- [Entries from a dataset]
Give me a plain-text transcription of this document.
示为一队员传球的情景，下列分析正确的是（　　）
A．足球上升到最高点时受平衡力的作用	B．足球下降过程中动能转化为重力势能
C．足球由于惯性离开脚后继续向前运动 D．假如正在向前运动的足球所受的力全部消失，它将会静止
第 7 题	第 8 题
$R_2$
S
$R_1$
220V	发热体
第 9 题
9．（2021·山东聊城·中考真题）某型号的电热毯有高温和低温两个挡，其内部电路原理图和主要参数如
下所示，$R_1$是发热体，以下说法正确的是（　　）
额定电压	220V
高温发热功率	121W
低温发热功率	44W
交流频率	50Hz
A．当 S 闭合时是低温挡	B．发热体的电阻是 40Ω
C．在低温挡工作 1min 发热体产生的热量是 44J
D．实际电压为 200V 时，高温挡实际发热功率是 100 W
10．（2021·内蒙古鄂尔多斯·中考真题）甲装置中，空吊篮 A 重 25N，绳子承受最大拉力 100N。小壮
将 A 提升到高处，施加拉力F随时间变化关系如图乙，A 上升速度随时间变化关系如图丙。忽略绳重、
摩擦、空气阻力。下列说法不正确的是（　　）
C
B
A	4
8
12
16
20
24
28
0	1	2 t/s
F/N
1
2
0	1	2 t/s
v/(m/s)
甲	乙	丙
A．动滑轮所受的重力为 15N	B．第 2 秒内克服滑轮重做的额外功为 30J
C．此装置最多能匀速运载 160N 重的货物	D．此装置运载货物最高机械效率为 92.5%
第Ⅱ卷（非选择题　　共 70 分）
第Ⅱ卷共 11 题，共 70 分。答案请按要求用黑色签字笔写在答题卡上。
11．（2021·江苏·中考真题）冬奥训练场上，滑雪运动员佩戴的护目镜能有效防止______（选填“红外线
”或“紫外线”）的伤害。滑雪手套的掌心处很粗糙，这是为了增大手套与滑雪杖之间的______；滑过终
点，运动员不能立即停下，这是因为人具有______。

- [Stated goal] Your task is to quote the listing above word for word.

- [Completed exercise]
Give me a plain-text transcription of this document.
示为一队员传球的情景，下列分析正确的是（　　）
A．足球上升到最高点时受平衡力的作用	B．足球下降过程中动能转化为重力势能
C．足球由于惯性离开脚后继续向前运动 D．假如正在向前运动的足球所受的力全部消失，它将会静止
第 7 题	第 8 题
$R_2$
S
$R_1$
220V	发热体
第 9 题
9．（2021·山东聊城·中考真题）某型号的电热毯有高温和低温两个挡，其内部电路原理图和主要参数如
下所示，$R_1$是发热体，以下说法正确的是（　　）
额定电压	220V
高温发热功率	121W
低温发热功率	44W
交流频率	50Hz
A．当 S 闭合时是低温挡	B．发热体的电阻是 40Ω
C．在低温挡工作 1min 发热体产生的热量是 44J
D．实际电压为 200V 时，高温挡实际发热功率是 100 W
10．（2021·内蒙古鄂尔多斯·中考真题）甲装置中，空吊篮 A 重 25N，绳子承受最大拉力 100N。小壮
将 A 提升到高处，施加拉力F随时间变化关系如图乙，A 上升速度随时间变化关系如图丙。忽略绳重、
摩擦、空气阻力。下列说法不正确的是（　　）
C
B
A	4
8
12
16
20
24
28
0	1	2 t/s
F/N
1
2
0	1	2 t/s
v/(m/s)
甲	乙	丙
A．动滑轮所受的重力为 15N	B．第 2 秒内克服滑轮重做的额外功为 30J
C．此装置最多能匀速运载 160N 重的货物	D．此装置运载货物最高机械效率为 92.5%
第Ⅱ卷（非选择题　　共 70 分）
第Ⅱ卷共 11 题，共 70 分。答案请按要求用黑色签字笔写在答题卡上。
11．（2021·江苏·中考真题）冬奥训练场上，滑雪运动员佩戴的护目镜能有效防止______（选填“红外线
”或“紫外线”）的伤害。滑雪手套的掌心处很粗糙，这是为了增大手套与滑雪杖之间的______；滑过终
点，运动员不能立即停下，这是因为人具有______。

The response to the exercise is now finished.